## GIVEN PROBLEM
Pick out every line in the data below that holds "offer".

─── EXTRACTED RECORDS

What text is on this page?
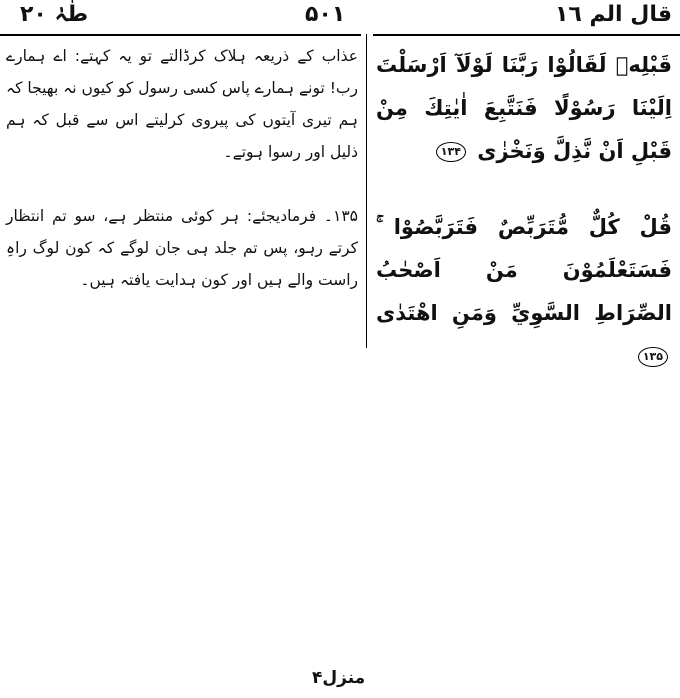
طٰہٰ ۲۰	۵۰۱	قال الم ١٦
عذاب کے ذریعہ ہلاک کرڈالتے تو یہ کہتے: اے ہمارے رب! تونے ہمارے پاس کسی رسول کو کیوں نہ بھیجا کہ ہم تیری آیتوں کی پیروی کرلیتے اس سے قبل کہ ہم ذلیل اور رسوا ہوتے۔
۱۳۵۔ فرمادیجئے: ہر کوئی منتظر ہے، سو تم انتظار کرتے رہو، پس تم جلد ہی جان لوگے کہ کون لوگ راہِ راست والے ہیں اور کون ہدایت یافتہ ہیں۔
قَبْلِهٖ لَقَالُوْا رَبَّنَا لَوْلَآ اَرْسَلْتَ اِلَيْنَا رَسُوْلًا فَنَتَّبِعَ اٰيٰتِكَ مِنْ قَبْلِ اَنْ نَّذِلَّ وَنَخْزٰى ۱۳۴
قُلْ كُلٌّ مُّتَرَبِّصٌ فَتَرَبَّصُوْا ۚ فَسَتَعْلَمُوْنَ مَنْ اَصْحٰبُ الصِّرَاطِ السَّوِيِّ وَمَنِ اهْتَدٰى ۱۳۵
منزل۴
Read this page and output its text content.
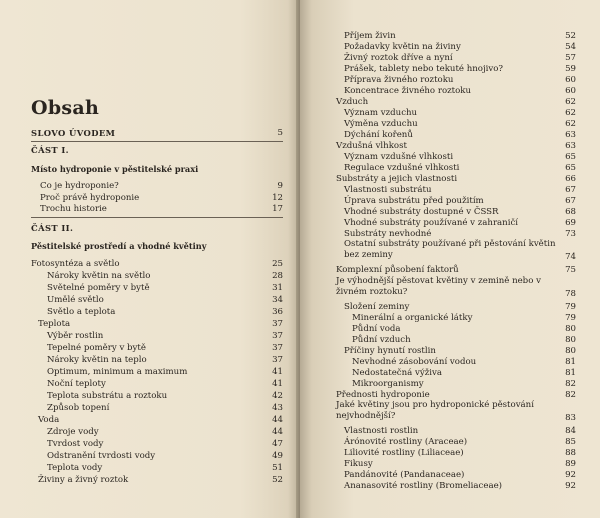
Obsah
SLOVO ÚVODEM	5
ČÁST I.
Místo hydroponie v pěstitelské praxi
Co je hydroponie?	9
Proč právě hydroponie	12
Trochu historie	17
ČÁST II.
Pěstitelské prostředí a vhodné květiny
Fotosyntéza a světlo	25
Nároky květin na světlo	28
Světelné poměry v bytě	31
Umělé světlo	34
Světlo a teplota	36
Teplota	37
Výběr rostlin	37
Tepelné poměry v bytě	37
Nároky květin na teplo	37
Optimum, minimum a maximum	41
Noční teploty	41
Teplota substrátu a roztoku	42
Způsob topení	43
Voda	44
Zdroje vody	44
Tvrdost vody	47
Odstranění tvrdosti vody	49
Teplota vody	51
Živiny a živný roztok	52
Příjem živin	52
Požadavky květin na živiny	54
Živný roztok dříve a nyní	57
Prášek, tablety nebo tekuté hnojivo?	59
Příprava živného roztoku	60
Koncentrace živného roztoku	60
Vzduch	62
Význam vzduchu	62
Výměna vzduchu	62
Dýchání kořenů	63
Vzdušná vlhkost	63
Význam vzdušné vlhkosti	65
Regulace vzdušné vlhkosti	65
Substráty a jejich vlastnosti	66
Vlastnosti substrátu	67
Úprava substrátu před použitím	67
Vhodné substráty dostupné v ČSSR	68
Vhodné substráty používané v zahraničí	69
Substráty nevhodné	73
Ostatní substráty používané při pěstování květin bez zeminy	74
Komplexní působení faktorů	75
Je výhodnější pěstovat květiny v zemině nebo v živném roztoku?	78
Složení zeminy	79
Minerální a organické látky	79
Půdní voda	80
Půdní vzduch	80
Příčiny hynutí rostlin	80
Nevhodné zásobování vodou	81
Nedostatečná výživa	81
Mikroorganismy	82
Přednosti hydroponie	82
Jaké květiny jsou pro hydroponické pěstování nejvhodnější?	83
Vlastnosti rostlin	84
Árónovité rostliny (Araceae)	85
Liliovité rostliny (Liliaceae)	88
Fikusy	89
Pandánovité (Pandanaceae)	92
Ananasovité rostliny (Bromeliaceae)	92
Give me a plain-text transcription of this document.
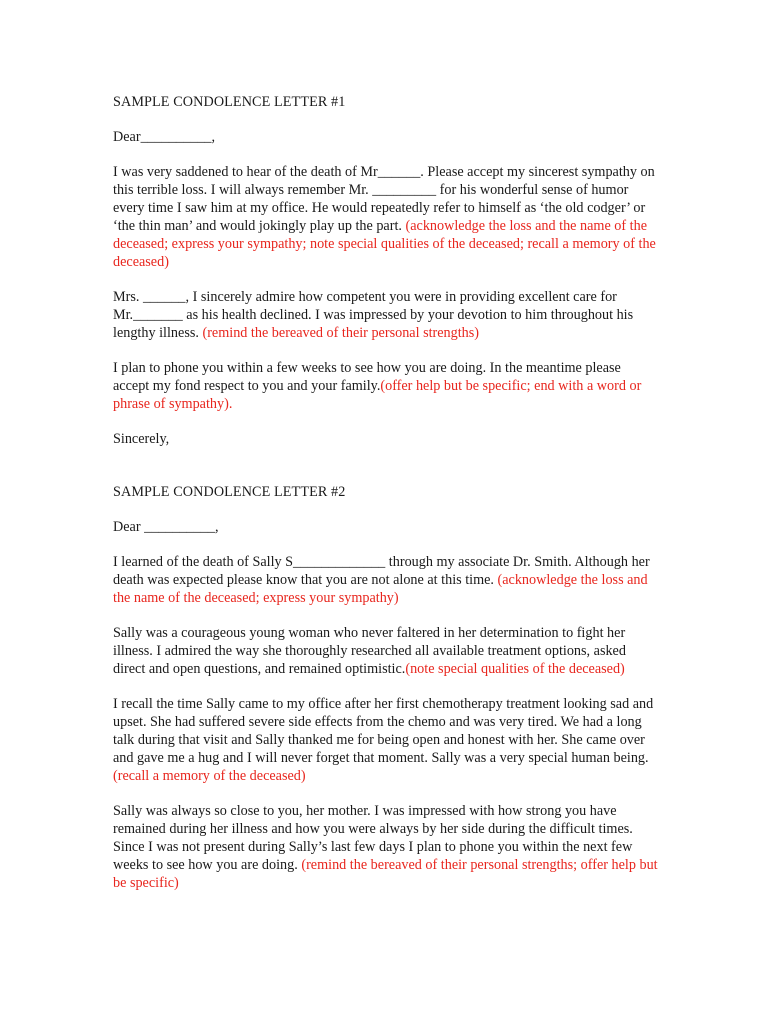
SAMPLE CONDOLENCE LETTER #1

Dear__________,

I was very saddened to hear of the death of Mr______. Please accept my sincerest sympathy on this terrible loss. I will always remember Mr. _________ for his wonderful sense of humor every time I saw him at my office. He would repeatedly refer to himself as ‘the old codger’ or ‘the thin man’ and would jokingly play up the part. (acknowledge the loss and the name of the deceased; express your sympathy; note special qualities of the deceased; recall a memory of the deceased)

Mrs. ______, I sincerely admire how competent you were in providing excellent care for Mr._______ as his health declined. I was impressed by your devotion to him throughout his lengthy illness. (remind the bereaved of their personal strengths)

I plan to phone you within a few weeks to see how you are doing. In the meantime please accept my fond respect to you and your family.(offer help but be specific; end with a word or phrase of sympathy).

Sincerely,

SAMPLE CONDOLENCE LETTER #2

Dear __________,

I learned of the death of Sally S_____________ through my associate Dr. Smith. Although her death was expected please know that you are not alone at this time. (acknowledge the loss and the name of the deceased; express your sympathy)

Sally was a courageous young woman who never faltered in her determination to fight her illness. I admired the way she thoroughly researched all available treatment options, asked direct and open questions, and remained optimistic.(note special qualities of the deceased)

I recall the time Sally came to my office after her first chemotherapy treatment looking sad and upset. She had suffered severe side effects from the chemo and was very tired. We had a long talk during that visit and Sally thanked me for being open and honest with her. She came over and gave me a hug and I will never forget that moment. Sally was a very special human being.(recall a memory of the deceased)

Sally was always so close to you, her mother. I was impressed with how strong you have remained during her illness and how you were always by her side during the difficult times. Since I was not present during Sally’s last few days I plan to phone you within the next few weeks to see how you are doing. (remind the bereaved of their personal strengths; offer help but be specific)
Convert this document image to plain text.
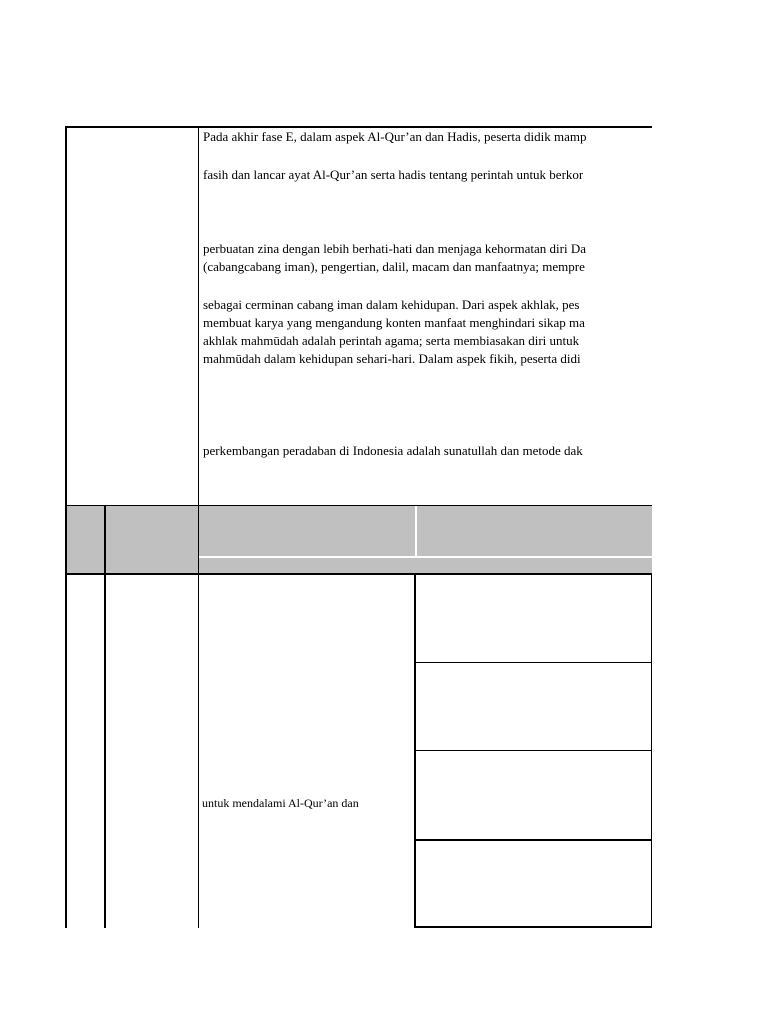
Pada akhir fase E, dalam aspek Al-Qur’an dan Hadis, peserta didik mamp
fasih dan lancar ayat Al-Qur’an serta hadis tentang perintah untuk berkor
perbuatan zina dengan lebih berhati-hati dan menjaga kehormatan diri Da
(cabangcabang iman), pengertian, dalil, macam dan manfaatnya; mempre
sebagai cerminan cabang iman dalam kehidupan. Dari aspek akhlak, pes
membuat karya yang mengandung konten manfaat menghindari sikap ma
akhlak mahmūdah adalah perintah agama; serta membiasakan diri untuk
mahmūdah dalam kehidupan sehari-hari. Dalam aspek fikih, peserta didi
perkembangan peradaban di Indonesia adalah sunatullah dan metode dak
untuk mendalami Al-Qur’an dan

──────

## COMPLETED TASK
I plan to phone you within a few weeks to see how you are doing. In the meantime please accept my fond respect to you and your family.(offer help but be specific; end with a word or phrase of sympathy).
Sally was always so close to you, her mother. I was impressed with how strong you have remained during her illness and how you were always by her side during the difficult times. Since I was not present during Sally’s last few days I plan to phone you within the next few weeks to see how you are doing. (remind the bereaved of their personal strengths; offer help but be specific)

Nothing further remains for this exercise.